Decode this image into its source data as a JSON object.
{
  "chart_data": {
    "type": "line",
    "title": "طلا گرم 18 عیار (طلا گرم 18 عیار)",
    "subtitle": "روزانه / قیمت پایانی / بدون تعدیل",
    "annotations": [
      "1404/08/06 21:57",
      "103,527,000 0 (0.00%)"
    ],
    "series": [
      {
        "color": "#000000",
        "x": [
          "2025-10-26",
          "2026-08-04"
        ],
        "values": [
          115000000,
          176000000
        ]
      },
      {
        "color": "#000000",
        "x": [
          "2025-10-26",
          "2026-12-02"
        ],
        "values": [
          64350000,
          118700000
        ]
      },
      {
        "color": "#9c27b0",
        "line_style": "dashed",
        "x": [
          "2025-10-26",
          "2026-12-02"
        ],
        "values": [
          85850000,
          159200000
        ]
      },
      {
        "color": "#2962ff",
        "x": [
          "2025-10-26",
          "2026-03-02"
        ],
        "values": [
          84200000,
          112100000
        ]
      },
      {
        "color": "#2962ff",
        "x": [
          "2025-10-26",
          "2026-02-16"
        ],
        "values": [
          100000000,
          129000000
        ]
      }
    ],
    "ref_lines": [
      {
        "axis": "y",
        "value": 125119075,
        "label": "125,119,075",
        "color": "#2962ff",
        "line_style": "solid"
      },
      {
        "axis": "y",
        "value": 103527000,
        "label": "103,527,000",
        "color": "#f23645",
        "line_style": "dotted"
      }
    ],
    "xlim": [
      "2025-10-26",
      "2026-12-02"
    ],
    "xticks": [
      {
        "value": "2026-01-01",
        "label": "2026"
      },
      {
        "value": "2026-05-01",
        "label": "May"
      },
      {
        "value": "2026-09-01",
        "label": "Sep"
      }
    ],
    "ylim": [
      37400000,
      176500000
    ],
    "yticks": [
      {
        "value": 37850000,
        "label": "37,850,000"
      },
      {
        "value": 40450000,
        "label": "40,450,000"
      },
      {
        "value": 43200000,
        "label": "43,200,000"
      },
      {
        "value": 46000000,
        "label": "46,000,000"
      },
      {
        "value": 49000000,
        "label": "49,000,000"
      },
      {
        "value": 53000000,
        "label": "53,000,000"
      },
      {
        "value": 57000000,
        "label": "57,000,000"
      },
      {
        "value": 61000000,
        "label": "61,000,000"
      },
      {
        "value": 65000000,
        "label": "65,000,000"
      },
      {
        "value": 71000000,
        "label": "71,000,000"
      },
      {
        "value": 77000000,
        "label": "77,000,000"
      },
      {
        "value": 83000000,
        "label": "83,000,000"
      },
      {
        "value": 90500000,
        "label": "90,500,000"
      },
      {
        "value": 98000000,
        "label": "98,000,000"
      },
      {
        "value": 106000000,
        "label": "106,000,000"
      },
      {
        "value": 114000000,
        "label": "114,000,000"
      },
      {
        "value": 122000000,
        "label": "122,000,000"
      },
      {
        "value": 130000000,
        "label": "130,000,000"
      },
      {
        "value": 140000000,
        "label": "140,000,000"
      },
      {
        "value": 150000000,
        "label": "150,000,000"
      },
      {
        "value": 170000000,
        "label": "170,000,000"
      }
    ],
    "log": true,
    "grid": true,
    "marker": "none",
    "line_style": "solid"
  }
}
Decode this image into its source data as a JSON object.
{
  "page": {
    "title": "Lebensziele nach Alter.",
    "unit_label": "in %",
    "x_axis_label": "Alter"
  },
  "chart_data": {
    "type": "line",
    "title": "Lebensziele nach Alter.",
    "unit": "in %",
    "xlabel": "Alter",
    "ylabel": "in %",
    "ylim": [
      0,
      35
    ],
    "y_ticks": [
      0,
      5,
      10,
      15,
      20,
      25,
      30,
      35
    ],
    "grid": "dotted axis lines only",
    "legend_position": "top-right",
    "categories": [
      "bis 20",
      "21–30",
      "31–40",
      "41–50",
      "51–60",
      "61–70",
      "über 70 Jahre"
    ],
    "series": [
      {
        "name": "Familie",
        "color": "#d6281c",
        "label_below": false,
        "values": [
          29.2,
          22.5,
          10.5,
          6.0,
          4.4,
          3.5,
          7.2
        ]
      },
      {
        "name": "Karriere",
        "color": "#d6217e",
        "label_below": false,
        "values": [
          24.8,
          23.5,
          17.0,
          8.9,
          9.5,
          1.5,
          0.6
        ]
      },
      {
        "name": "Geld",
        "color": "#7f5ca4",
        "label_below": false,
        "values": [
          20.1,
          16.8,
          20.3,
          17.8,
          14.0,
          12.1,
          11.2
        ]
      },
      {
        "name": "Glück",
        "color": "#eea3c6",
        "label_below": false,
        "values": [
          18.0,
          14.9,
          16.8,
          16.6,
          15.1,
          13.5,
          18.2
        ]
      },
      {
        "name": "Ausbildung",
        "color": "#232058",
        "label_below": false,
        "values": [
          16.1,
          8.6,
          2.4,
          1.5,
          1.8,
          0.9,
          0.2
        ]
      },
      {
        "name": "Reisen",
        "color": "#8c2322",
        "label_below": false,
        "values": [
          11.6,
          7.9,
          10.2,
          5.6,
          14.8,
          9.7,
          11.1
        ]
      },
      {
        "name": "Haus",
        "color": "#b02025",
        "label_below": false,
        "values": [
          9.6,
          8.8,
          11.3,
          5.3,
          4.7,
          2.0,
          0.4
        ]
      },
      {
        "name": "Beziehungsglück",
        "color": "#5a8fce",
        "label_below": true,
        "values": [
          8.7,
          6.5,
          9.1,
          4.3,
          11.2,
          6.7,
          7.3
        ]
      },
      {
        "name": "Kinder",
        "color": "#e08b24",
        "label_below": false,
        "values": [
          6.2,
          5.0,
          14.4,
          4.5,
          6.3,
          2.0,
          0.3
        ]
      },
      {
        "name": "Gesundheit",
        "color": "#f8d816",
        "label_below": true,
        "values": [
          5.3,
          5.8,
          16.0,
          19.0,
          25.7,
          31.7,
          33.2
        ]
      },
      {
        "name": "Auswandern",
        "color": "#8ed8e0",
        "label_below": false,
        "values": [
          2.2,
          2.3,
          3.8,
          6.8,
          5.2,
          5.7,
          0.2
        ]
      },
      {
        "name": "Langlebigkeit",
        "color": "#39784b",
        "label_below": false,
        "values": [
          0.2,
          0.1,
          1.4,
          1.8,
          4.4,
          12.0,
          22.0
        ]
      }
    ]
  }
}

· · · · ·

# WRITTEN PROBLEM
Only lines with the word "true" are wanted, so copy each one from the records.

# TASK SOLUTION
    "log": true,
    "grid": true,
        "label_below": true,
        "label_below": true,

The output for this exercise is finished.